Exercise details: Report all lines holding "fuel".

Supplied records:
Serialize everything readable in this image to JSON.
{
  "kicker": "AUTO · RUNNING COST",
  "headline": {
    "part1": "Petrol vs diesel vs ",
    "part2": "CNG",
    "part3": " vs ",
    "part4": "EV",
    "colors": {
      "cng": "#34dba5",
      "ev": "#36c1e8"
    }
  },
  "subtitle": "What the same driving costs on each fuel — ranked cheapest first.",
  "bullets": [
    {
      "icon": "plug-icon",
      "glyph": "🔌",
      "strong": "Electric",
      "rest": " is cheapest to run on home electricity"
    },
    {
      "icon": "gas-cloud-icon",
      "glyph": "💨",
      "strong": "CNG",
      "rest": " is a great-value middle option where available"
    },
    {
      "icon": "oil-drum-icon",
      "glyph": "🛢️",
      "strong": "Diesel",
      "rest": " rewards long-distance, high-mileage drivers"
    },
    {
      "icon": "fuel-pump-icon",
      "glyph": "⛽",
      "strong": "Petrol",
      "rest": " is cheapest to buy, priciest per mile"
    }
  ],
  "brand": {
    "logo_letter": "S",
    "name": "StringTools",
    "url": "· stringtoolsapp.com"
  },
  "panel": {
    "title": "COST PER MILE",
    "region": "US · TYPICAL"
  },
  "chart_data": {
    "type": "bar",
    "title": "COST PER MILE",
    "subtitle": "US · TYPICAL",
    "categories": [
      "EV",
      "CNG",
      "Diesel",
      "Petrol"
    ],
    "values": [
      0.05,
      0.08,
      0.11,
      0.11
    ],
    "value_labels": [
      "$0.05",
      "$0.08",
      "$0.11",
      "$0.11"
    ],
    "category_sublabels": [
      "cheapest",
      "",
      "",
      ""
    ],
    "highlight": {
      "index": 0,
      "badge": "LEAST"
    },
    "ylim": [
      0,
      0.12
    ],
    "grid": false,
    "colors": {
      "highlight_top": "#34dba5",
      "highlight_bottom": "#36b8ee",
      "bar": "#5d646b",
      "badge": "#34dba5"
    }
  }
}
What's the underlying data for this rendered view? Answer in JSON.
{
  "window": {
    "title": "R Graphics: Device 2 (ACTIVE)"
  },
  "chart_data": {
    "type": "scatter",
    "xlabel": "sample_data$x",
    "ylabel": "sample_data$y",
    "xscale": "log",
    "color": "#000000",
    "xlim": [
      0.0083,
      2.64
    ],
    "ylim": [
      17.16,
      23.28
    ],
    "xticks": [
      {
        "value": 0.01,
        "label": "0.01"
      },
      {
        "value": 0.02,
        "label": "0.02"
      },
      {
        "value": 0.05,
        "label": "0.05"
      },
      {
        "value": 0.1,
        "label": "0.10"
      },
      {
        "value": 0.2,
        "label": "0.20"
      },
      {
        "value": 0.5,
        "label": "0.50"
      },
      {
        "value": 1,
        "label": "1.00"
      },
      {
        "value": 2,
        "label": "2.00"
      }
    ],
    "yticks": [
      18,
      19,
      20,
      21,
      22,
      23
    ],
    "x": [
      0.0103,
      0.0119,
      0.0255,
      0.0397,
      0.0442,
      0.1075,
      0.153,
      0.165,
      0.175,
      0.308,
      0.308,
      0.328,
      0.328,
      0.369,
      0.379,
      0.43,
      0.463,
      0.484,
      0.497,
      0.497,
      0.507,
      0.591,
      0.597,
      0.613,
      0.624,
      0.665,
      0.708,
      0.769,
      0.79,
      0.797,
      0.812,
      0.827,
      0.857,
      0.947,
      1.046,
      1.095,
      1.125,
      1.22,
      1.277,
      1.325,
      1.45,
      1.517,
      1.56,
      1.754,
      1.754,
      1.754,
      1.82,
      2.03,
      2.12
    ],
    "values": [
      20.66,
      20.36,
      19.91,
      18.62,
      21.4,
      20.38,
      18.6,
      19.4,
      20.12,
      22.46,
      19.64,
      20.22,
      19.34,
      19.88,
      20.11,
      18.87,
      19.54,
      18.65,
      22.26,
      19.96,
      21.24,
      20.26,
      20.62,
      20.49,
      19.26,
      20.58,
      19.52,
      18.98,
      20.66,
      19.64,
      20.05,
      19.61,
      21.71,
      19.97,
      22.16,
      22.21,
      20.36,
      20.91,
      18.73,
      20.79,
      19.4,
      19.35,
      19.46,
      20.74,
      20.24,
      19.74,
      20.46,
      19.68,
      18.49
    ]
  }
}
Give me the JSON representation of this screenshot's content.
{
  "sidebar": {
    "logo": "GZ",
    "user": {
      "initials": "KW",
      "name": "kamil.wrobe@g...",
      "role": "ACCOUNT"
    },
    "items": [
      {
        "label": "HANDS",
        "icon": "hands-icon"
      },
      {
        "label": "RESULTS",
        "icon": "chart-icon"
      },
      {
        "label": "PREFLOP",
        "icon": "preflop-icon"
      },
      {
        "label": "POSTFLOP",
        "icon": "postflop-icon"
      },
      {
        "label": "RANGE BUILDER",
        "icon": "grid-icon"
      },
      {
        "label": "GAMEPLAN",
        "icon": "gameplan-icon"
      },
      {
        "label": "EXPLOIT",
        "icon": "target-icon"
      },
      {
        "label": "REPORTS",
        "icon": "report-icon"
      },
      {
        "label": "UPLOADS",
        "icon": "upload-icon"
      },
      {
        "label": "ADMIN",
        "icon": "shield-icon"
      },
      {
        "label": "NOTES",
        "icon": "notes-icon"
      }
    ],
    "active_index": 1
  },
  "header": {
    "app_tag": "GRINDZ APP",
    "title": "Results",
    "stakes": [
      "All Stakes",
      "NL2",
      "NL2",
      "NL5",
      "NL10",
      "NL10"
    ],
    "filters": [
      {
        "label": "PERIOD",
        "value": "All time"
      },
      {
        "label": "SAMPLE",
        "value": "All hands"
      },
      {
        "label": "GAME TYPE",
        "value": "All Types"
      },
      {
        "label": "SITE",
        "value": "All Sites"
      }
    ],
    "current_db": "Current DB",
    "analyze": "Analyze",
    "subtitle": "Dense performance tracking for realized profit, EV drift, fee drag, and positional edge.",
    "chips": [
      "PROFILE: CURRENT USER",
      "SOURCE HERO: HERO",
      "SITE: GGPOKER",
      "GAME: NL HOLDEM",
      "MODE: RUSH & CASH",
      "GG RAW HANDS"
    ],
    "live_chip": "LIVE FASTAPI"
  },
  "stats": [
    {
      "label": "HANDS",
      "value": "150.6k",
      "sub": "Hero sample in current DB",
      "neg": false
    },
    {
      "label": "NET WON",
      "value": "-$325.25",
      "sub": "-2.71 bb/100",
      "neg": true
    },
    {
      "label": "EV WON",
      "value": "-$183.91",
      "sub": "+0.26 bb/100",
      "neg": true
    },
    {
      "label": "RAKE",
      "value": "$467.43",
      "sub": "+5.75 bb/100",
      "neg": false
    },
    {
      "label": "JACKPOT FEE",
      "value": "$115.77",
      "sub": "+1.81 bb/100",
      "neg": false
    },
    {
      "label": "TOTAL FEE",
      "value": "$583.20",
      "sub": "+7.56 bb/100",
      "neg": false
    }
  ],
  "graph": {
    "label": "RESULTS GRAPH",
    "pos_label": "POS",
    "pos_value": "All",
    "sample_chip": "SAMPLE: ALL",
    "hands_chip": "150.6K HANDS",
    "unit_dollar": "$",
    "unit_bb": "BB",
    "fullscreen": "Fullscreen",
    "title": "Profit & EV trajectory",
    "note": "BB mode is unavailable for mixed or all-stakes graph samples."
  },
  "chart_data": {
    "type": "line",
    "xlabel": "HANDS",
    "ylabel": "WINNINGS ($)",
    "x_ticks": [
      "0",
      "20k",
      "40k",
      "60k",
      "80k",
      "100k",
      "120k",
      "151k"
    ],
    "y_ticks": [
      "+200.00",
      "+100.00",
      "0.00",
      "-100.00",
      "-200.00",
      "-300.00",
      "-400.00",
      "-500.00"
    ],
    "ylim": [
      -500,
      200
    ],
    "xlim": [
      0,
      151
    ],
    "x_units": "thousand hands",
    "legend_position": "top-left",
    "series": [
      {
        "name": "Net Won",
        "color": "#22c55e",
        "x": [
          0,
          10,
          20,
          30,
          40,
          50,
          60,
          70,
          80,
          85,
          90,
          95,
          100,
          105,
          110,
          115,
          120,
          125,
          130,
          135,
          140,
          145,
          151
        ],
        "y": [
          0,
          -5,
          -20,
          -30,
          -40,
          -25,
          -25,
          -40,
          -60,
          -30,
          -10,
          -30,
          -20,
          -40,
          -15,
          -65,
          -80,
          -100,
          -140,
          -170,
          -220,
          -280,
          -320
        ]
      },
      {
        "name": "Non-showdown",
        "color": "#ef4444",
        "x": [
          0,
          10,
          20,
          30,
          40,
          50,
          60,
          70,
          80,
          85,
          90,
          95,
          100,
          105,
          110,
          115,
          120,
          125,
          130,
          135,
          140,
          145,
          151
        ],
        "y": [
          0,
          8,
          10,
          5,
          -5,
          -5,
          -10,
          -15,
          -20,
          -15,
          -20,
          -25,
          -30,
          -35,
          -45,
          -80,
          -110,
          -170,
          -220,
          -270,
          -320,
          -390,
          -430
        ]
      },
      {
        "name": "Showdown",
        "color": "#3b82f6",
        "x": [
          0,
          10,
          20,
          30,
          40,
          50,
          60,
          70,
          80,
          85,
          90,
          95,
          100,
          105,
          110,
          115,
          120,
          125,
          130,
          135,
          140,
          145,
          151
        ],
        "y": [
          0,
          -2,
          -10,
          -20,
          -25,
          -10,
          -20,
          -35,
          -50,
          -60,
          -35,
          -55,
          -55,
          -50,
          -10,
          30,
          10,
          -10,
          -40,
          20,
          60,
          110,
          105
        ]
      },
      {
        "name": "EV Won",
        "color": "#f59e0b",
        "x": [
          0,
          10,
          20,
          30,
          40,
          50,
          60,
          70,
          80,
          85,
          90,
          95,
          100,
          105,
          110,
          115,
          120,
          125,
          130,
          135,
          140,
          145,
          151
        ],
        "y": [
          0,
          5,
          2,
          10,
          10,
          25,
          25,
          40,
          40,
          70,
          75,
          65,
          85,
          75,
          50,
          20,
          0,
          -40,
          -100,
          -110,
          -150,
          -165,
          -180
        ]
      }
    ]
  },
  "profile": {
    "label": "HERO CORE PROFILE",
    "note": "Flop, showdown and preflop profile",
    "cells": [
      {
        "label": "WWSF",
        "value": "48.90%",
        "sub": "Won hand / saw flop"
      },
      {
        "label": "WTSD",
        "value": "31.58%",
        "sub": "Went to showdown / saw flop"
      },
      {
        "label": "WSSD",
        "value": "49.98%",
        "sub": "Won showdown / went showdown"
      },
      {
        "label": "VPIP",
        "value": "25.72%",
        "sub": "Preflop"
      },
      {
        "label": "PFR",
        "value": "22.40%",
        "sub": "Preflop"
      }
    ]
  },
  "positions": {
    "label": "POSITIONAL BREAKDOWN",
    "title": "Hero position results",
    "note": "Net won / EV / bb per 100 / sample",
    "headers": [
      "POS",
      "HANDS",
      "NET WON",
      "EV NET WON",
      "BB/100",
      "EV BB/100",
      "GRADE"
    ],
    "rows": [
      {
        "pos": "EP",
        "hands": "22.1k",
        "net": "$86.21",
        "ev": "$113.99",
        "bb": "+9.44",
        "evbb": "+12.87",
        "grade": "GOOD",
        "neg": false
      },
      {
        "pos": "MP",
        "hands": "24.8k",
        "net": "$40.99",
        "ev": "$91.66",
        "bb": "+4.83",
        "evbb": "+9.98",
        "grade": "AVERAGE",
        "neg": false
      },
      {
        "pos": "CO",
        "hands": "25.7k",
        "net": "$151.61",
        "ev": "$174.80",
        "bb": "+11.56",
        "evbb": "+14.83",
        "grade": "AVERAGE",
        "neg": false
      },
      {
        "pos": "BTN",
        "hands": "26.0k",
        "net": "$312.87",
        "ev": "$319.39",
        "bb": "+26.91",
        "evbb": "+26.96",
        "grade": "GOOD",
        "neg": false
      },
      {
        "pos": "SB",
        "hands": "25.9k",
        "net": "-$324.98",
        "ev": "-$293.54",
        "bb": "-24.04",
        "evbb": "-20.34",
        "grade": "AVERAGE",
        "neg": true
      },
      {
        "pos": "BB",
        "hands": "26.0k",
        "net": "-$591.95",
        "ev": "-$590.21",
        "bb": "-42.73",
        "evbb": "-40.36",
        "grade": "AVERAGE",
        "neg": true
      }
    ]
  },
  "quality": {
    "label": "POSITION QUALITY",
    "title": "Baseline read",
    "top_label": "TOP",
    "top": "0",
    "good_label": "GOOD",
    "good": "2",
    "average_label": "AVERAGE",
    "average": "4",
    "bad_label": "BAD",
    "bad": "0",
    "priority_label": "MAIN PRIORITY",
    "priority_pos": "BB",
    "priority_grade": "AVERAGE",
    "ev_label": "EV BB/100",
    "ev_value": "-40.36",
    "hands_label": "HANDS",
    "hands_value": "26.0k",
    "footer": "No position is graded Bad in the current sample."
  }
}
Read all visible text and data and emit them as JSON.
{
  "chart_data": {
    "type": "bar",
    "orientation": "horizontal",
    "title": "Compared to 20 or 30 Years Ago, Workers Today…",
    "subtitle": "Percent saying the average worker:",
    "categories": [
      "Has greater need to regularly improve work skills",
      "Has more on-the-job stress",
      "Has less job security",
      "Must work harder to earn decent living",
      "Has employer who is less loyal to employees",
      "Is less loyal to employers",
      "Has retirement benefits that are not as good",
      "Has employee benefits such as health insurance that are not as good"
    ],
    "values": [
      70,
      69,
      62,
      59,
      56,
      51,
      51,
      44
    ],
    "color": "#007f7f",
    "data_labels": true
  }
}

Solution to the exercise:
  "subtitle": "What the same driving costs on each fuel — ranked cheapest first.",
      "icon": "fuel-pump-icon",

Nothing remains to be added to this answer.